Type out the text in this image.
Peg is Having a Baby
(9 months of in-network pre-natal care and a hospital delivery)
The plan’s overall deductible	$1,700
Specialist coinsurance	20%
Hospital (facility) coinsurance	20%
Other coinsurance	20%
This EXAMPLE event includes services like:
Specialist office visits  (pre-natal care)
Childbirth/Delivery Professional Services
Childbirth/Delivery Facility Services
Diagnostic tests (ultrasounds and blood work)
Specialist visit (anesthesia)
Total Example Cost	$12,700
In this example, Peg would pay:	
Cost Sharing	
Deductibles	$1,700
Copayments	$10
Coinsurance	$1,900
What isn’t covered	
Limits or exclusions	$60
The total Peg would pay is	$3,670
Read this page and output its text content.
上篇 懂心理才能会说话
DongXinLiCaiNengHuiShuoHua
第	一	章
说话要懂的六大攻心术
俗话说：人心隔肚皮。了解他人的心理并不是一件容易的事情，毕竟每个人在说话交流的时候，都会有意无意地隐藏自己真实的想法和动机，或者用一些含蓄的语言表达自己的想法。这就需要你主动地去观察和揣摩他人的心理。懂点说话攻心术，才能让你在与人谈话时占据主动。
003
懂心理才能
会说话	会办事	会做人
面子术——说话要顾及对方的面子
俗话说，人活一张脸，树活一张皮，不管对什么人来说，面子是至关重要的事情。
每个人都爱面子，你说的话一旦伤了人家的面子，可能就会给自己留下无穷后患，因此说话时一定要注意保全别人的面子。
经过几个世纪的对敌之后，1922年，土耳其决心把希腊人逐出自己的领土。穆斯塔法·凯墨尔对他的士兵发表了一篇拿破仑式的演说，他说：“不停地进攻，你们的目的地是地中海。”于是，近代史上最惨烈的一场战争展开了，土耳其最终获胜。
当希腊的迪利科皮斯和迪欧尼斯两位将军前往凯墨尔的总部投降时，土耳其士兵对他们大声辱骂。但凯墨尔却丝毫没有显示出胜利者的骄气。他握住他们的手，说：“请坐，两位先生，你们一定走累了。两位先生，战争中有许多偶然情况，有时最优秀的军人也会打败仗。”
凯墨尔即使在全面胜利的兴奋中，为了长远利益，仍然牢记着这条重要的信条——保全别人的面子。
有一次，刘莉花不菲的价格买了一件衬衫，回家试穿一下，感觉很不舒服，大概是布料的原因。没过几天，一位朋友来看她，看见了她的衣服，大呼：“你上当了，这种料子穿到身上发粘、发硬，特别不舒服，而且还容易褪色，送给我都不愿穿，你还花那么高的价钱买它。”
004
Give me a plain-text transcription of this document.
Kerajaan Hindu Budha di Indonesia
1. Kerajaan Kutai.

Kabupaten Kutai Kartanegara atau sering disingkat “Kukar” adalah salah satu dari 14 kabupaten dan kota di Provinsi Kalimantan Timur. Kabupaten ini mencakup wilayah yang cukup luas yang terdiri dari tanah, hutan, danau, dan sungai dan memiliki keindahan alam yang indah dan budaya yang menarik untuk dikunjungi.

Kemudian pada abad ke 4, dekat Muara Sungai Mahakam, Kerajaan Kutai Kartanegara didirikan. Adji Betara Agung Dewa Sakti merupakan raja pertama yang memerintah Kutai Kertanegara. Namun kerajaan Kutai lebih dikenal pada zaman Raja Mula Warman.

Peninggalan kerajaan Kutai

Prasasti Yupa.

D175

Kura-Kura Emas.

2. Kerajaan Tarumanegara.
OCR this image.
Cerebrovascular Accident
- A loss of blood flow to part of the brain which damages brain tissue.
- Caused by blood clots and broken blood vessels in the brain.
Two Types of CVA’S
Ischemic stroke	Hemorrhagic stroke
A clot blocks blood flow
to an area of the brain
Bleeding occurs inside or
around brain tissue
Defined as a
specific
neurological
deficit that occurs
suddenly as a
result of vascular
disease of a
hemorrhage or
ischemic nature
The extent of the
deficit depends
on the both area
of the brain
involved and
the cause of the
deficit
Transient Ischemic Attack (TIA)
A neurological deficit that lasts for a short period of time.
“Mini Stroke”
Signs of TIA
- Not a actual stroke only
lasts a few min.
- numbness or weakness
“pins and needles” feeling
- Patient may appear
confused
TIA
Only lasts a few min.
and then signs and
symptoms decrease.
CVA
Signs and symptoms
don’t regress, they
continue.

■ ■ ■ ■ ■ ■ ■

Directive:
Return all of the above records exactly, leaving no line out.

Result for this task:
Type out the text in this image.
Peg is Having a Baby
(9 months of in-network pre-natal care and a hospital delivery)
The plan’s overall deductible	$1,700
Specialist coinsurance	20%
Hospital (facility) coinsurance	20%
Other coinsurance	20%
This EXAMPLE event includes services like:
Specialist office visits  (pre-natal care)
Childbirth/Delivery Professional Services
Childbirth/Delivery Facility Services
Diagnostic tests (ultrasounds and blood work)
Specialist visit (anesthesia)
Total Example Cost	$12,700
In this example, Peg would pay:	
Cost Sharing	
Deductibles	$1,700
Copayments	$10
Coinsurance	$1,900
What isn’t covered	
Limits or exclusions	$60
The total Peg would pay is	$3,670
Read this page and output its text content.
上篇 懂心理才能会说话
DongXinLiCaiNengHuiShuoHua
第	一	章
说话要懂的六大攻心术
俗话说：人心隔肚皮。了解他人的心理并不是一件容易的事情，毕竟每个人在说话交流的时候，都会有意无意地隐藏自己真实的想法和动机，或者用一些含蓄的语言表达自己的想法。这就需要你主动地去观察和揣摩他人的心理。懂点说话攻心术，才能让你在与人谈话时占据主动。
003
懂心理才能
会说话	会办事	会做人
面子术——说话要顾及对方的面子
俗话说，人活一张脸，树活一张皮，不管对什么人来说，面子是至关重要的事情。
每个人都爱面子，你说的话一旦伤了人家的面子，可能就会给自己留下无穷后患，因此说话时一定要注意保全别人的面子。
经过几个世纪的对敌之后，1922年，土耳其决心把希腊人逐出自己的领土。穆斯塔法·凯墨尔对他的士兵发表了一篇拿破仑式的演说，他说：“不停地进攻，你们的目的地是地中海。”于是，近代史上最惨烈的一场战争展开了，土耳其最终获胜。
当希腊的迪利科皮斯和迪欧尼斯两位将军前往凯墨尔的总部投降时，土耳其士兵对他们大声辱骂。但凯墨尔却丝毫没有显示出胜利者的骄气。他握住他们的手，说：“请坐，两位先生，你们一定走累了。两位先生，战争中有许多偶然情况，有时最优秀的军人也会打败仗。”
凯墨尔即使在全面胜利的兴奋中，为了长远利益，仍然牢记着这条重要的信条——保全别人的面子。
有一次，刘莉花不菲的价格买了一件衬衫，回家试穿一下，感觉很不舒服，大概是布料的原因。没过几天，一位朋友来看她，看见了她的衣服，大呼：“你上当了，这种料子穿到身上发粘、发硬，特别不舒服，而且还容易褪色，送给我都不愿穿，你还花那么高的价钱买它。”
004
Give me a plain-text transcription of this document.
Kerajaan Hindu Budha di Indonesia
1. Kerajaan Kutai.

Kabupaten Kutai Kartanegara atau sering disingkat “Kukar” adalah salah satu dari 14 kabupaten dan kota di Provinsi Kalimantan Timur. Kabupaten ini mencakup wilayah yang cukup luas yang terdiri dari tanah, hutan, danau, dan sungai dan memiliki keindahan alam yang indah dan budaya yang menarik untuk dikunjungi.

Kemudian pada abad ke 4, dekat Muara Sungai Mahakam, Kerajaan Kutai Kartanegara didirikan. Adji Betara Agung Dewa Sakti merupakan raja pertama yang memerintah Kutai Kertanegara. Namun kerajaan Kutai lebih dikenal pada zaman Raja Mula Warman.

Peninggalan kerajaan Kutai

Prasasti Yupa.

D175

Kura-Kura Emas.

2. Kerajaan Tarumanegara.
OCR this image.
Cerebrovascular Accident
- A loss of blood flow to part of the brain which damages brain tissue.
- Caused by blood clots and broken blood vessels in the brain.
Two Types of CVA’S
Ischemic stroke	Hemorrhagic stroke
A clot blocks blood flow
to an area of the brain
Bleeding occurs inside or
around brain tissue
Defined as a
specific
neurological
deficit that occurs
suddenly as a
result of vascular
disease of a
hemorrhage or
ischemic nature
The extent of the
deficit depends
on the both area
of the brain
involved and
the cause of the
deficit
Transient Ischemic Attack (TIA)
A neurological deficit that lasts for a short period of time.
“Mini Stroke”
Signs of TIA
- Not a actual stroke only
lasts a few min.
- numbness or weakness
“pins and needles” feeling
- Patient may appear
confused
TIA
Only lasts a few min.
and then signs and
symptoms decrease.
CVA
Signs and symptoms
don’t regress, they
continue.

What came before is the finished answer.